* Required task: Exactly as written, retype the listing below, omitting the pictures.

* Entries:
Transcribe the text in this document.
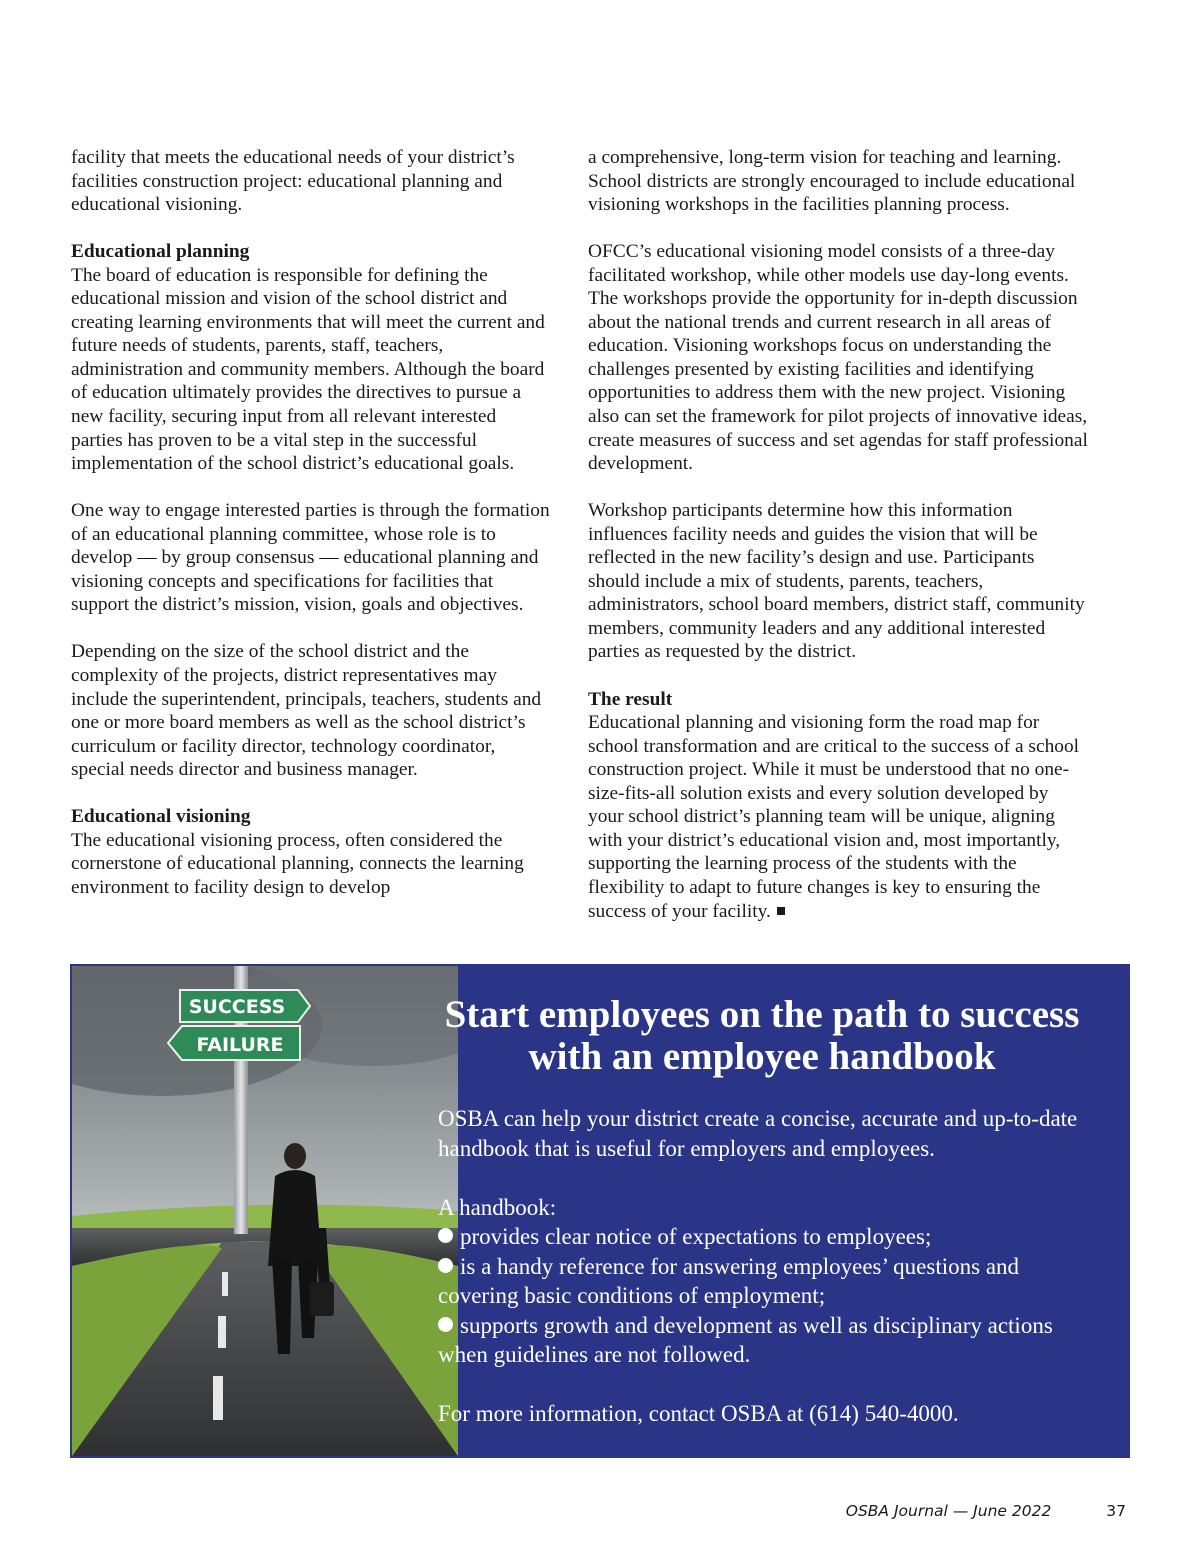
facility that meets the educational needs of your district’s facilities construction project: educational planning and educational visioning.

Educational planning

The board of education is responsible for defining the educational mission and vision of the school district and creating learning environments that will meet the current and future needs of students, parents, staff, teachers, administration and community members. Although the board of education ultimately provides the directives to pursue a new facility, securing input from all relevant interested parties has proven to be a vital step in the successful implementation of the school district’s educational goals.

One way to engage interested parties is through the formation of an educational planning committee, whose role is to develop — by group consensus — educational planning and visioning concepts and specifications for facilities that support the district’s mission, vision, goals and objectives.

Depending on the size of the school district and the complexity of the projects, district representatives may include the superintendent, principals, teachers, students and one or more board members as well as the school district’s curriculum or facility director, technology coordinator, special needs director and business manager.

Educational visioning

The educational visioning process, often considered the cornerstone of educational planning, connects the learning environment to facility design to develop

a comprehensive, long-term vision for teaching and learning. School districts are strongly encouraged to include educational visioning workshops in the facilities planning process.

OFCC’s educational visioning model consists of a three-day facilitated workshop, while other models use day-long events. The workshops provide the opportunity for in-depth discussion about the national trends and current research in all areas of education. Visioning workshops focus on understanding the challenges presented by existing facilities and identifying opportunities to address them with the new project. Visioning also can set the framework for pilot projects of innovative ideas, create measures of success and set agendas for staff professional development.

Workshop participants determine how this information influences facility needs and guides the vision that will be reflected in the new facility’s design and use. Participants should include a mix of students, parents, teachers, administrators, school board members, district staff, community members, community leaders and any additional interested parties as requested by the district.

The result

Educational planning and visioning form the road map for school transformation and are critical to the success of a school construction project. While it must be understood that no one-size-fits-all solution exists and every solution developed by your school district’s planning team will be unique, aligning with your district’s educational vision and, most importantly, supporting the learning process of the students with the flexibility to adapt to future changes is key to ensuring the success of your facility.

SUCCESS
FAILURE
Start employees on the path to success with an employee handbook

OSBA can help your district create a concise, accurate and up-to-date handbook that is useful for employers and employees.

A handbook:

provides clear notice of expectations to employees;

is a handy reference for answering employees’ questions and covering basic conditions of employment;

supports growth and development as well as disciplinary actions when guidelines are not followed.

For more information, contact OSBA at (614) 540-4000.

OSBA Journal — June 2022	37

* Answer in full:
Transcribe the text in this document.
facility that meets the educational needs of your district’s facilities construction project: educational planning and educational visioning.

Educational planning

The board of education is responsible for defining the educational mission and vision of the school district and creating learning environments that will meet the current and future needs of students, parents, staff, teachers, administration and community members. Although the board of education ultimately provides the directives to pursue a new facility, securing input from all relevant interested parties has proven to be a vital step in the successful implementation of the school district’s educational goals.

One way to engage interested parties is through the formation of an educational planning committee, whose role is to develop — by group consensus — educational planning and visioning concepts and specifications for facilities that support the district’s mission, vision, goals and objectives.

Depending on the size of the school district and the complexity of the projects, district representatives may include the superintendent, principals, teachers, students and one or more board members as well as the school district’s curriculum or facility director, technology coordinator, special needs director and business manager.

Educational visioning

The educational visioning process, often considered the cornerstone of educational planning, connects the learning environment to facility design to develop

a comprehensive, long-term vision for teaching and learning. School districts are strongly encouraged to include educational visioning workshops in the facilities planning process.

OFCC’s educational visioning model consists of a three-day facilitated workshop, while other models use day-long events. The workshops provide the opportunity for in-depth discussion about the national trends and current research in all areas of education. Visioning workshops focus on understanding the challenges presented by existing facilities and identifying opportunities to address them with the new project. Visioning also can set the framework for pilot projects of innovative ideas, create measures of success and set agendas for staff professional development.

Workshop participants determine how this information influences facility needs and guides the vision that will be reflected in the new facility’s design and use. Participants should include a mix of students, parents, teachers, administrators, school board members, district staff, community members, community leaders and any additional interested parties as requested by the district.

The result

Educational planning and visioning form the road map for school transformation and are critical to the success of a school construction project. While it must be understood that no one-size-fits-all solution exists and every solution developed by your school district’s planning team will be unique, aligning with your district’s educational vision and, most importantly, supporting the learning process of the students with the flexibility to adapt to future changes is key to ensuring the success of your facility.

SUCCESS
FAILURE
Start employees on the path to success with an employee handbook

OSBA can help your district create a concise, accurate and up-to-date handbook that is useful for employers and employees.

A handbook:

provides clear notice of expectations to employees;

is a handy reference for answering employees’ questions and covering basic conditions of employment;

supports growth and development as well as disciplinary actions when guidelines are not followed.

For more information, contact OSBA at (614) 540-4000.

OSBA Journal — June 2022	37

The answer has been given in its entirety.